THE EXERCISE:
List all the lines in these records that hold "Sublime".
[Start of DATA EXCERPTS]
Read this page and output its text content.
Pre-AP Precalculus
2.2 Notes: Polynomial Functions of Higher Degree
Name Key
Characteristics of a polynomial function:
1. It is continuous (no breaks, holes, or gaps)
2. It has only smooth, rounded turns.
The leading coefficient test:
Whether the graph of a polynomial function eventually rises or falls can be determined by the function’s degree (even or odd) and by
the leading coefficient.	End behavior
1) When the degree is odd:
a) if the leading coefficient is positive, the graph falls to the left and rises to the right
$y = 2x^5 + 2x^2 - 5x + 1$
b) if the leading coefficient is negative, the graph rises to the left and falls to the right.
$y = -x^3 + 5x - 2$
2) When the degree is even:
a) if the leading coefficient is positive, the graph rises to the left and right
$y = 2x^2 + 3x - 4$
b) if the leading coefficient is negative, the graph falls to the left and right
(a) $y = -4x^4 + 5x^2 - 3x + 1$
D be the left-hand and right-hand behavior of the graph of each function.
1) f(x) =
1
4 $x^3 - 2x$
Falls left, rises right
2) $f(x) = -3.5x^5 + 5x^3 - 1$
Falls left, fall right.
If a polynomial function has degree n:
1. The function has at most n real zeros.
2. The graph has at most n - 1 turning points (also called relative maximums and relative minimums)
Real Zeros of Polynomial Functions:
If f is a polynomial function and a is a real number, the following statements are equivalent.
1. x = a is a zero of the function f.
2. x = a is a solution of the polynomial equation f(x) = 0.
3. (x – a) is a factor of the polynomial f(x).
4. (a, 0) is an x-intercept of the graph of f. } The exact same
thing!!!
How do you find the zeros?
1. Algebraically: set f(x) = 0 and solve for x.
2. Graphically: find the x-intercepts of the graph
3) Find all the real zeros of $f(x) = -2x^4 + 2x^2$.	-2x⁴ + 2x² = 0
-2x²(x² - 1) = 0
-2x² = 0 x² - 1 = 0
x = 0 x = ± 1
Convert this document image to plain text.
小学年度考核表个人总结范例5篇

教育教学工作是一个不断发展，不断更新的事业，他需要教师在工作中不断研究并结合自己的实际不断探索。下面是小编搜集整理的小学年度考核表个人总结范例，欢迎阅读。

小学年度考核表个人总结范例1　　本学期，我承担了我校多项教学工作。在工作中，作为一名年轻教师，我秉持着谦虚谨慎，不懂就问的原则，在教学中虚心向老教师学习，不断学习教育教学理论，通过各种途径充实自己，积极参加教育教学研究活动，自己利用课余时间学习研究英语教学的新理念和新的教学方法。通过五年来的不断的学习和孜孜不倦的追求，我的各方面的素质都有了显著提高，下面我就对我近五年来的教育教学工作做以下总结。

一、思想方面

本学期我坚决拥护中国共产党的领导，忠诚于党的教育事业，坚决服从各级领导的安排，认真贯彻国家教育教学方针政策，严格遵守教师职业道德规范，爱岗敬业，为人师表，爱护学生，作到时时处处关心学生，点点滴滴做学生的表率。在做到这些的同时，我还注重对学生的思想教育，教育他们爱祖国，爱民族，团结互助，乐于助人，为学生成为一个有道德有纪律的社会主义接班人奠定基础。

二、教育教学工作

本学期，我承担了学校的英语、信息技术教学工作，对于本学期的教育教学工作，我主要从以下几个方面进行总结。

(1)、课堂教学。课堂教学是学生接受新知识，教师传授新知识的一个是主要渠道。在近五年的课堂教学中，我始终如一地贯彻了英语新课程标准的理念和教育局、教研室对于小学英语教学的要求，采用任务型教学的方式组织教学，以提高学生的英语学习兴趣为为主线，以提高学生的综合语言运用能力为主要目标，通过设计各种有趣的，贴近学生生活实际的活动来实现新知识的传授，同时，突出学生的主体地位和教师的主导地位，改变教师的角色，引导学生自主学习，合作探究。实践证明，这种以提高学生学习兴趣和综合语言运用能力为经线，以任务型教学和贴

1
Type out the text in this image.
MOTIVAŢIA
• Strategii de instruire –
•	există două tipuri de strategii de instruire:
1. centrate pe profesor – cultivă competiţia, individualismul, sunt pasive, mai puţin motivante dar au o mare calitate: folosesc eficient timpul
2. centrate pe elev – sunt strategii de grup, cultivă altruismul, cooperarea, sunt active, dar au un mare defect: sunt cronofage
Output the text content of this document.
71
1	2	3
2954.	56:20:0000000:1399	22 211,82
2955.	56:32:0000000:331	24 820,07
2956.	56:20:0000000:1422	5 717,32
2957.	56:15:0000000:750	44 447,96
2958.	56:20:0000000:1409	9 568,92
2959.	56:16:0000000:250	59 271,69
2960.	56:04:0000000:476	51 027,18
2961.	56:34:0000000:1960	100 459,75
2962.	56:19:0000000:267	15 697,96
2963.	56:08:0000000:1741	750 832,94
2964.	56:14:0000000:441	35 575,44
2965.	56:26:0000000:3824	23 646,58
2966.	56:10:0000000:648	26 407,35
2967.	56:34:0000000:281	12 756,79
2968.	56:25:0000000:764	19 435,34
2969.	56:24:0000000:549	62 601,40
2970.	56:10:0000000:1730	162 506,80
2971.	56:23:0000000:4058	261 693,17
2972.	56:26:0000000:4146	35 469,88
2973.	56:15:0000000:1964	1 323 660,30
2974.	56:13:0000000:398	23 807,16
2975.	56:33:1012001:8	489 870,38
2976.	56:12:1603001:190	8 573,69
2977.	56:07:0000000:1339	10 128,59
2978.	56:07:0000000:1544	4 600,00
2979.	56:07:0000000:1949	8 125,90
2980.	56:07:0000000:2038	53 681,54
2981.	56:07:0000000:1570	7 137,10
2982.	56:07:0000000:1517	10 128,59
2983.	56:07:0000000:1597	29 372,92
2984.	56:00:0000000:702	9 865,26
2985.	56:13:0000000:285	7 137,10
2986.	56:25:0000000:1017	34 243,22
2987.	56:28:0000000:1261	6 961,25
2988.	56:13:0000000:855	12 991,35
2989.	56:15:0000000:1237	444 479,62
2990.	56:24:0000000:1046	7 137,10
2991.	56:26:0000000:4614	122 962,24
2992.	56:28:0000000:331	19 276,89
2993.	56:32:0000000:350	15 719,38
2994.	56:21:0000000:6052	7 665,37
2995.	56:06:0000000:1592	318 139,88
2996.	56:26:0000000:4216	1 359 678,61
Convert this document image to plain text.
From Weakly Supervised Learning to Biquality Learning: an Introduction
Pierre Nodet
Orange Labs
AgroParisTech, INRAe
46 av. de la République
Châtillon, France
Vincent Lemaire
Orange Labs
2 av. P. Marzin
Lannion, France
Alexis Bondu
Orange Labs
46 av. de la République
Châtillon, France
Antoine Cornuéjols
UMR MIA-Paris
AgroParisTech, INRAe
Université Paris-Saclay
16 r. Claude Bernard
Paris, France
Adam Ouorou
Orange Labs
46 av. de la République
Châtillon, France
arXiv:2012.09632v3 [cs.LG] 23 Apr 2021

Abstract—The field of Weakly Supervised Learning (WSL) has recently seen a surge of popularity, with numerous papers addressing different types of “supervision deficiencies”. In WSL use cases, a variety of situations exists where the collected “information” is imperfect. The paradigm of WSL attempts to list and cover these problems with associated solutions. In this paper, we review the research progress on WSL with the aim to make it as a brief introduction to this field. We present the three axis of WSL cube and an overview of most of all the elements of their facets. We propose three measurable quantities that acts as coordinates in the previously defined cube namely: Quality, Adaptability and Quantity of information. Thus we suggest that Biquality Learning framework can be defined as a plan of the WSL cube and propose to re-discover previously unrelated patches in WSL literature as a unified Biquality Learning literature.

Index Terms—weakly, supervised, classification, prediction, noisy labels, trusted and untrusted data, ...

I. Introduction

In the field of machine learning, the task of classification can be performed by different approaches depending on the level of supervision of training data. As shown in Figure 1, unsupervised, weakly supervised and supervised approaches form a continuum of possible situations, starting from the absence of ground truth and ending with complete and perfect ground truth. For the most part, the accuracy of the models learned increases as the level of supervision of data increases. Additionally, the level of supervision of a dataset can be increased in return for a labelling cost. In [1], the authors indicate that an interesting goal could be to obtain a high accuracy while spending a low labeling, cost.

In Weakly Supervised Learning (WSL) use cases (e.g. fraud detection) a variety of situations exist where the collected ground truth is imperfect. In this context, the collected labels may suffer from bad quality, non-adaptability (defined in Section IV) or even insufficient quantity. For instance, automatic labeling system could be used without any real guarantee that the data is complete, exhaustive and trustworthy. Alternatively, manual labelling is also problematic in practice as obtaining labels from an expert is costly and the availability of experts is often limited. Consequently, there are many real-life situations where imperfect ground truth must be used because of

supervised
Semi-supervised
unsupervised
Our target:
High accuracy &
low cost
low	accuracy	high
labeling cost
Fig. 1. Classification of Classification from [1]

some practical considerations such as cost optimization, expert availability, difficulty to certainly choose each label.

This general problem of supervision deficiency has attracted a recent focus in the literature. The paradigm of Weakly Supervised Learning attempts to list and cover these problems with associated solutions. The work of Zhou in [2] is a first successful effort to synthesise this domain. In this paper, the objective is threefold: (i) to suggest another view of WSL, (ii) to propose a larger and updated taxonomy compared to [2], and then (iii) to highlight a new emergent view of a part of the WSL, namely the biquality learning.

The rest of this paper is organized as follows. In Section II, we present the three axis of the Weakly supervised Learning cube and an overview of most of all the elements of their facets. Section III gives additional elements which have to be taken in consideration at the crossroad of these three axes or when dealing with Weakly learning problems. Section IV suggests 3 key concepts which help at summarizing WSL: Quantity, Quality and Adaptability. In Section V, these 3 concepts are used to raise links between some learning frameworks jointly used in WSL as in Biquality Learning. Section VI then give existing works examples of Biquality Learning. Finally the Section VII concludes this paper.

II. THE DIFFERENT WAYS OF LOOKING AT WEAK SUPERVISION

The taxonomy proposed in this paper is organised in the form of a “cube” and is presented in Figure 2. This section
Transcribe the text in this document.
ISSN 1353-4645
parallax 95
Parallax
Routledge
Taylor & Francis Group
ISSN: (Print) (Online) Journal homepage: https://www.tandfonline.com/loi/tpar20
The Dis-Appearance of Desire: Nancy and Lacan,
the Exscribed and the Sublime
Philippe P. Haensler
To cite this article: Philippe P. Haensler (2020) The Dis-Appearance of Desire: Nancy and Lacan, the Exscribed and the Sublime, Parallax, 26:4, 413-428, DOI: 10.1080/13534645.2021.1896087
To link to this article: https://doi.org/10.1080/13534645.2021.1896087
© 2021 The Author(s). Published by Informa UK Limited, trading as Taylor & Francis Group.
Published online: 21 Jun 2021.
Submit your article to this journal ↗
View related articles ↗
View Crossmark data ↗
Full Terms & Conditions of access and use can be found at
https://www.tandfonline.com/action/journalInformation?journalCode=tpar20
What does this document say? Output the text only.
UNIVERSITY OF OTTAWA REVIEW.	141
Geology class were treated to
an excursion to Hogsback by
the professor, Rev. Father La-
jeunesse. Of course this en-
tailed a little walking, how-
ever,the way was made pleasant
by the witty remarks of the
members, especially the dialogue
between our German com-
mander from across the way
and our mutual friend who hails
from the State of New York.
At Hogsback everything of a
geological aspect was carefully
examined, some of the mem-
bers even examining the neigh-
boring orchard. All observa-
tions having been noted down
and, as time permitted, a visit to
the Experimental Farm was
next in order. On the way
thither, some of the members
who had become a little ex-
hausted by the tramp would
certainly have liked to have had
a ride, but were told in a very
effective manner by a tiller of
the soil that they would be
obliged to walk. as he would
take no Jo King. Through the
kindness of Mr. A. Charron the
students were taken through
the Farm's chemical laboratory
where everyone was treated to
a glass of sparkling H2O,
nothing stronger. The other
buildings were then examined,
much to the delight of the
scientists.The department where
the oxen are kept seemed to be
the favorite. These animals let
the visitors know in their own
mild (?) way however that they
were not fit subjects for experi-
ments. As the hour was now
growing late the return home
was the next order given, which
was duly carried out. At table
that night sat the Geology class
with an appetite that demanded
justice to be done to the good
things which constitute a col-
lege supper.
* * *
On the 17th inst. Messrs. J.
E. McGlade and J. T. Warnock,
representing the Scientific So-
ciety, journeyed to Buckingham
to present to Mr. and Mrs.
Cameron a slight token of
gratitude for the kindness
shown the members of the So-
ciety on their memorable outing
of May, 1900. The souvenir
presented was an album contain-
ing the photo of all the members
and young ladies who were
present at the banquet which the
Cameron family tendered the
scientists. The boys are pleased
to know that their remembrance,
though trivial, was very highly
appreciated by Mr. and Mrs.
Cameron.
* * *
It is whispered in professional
[End of DATA EXCERPTS]
EXERCISE OUTPUT:
the Exscribed and the Sublime
To cite this article: Philippe P. Haensler (2020) The Dis-Appearance of Desire: Nancy and Lacan, the Exscribed and the Sublime, Parallax, 26:4, 413-428, DOI: 10.1080/13534645.2021.1896087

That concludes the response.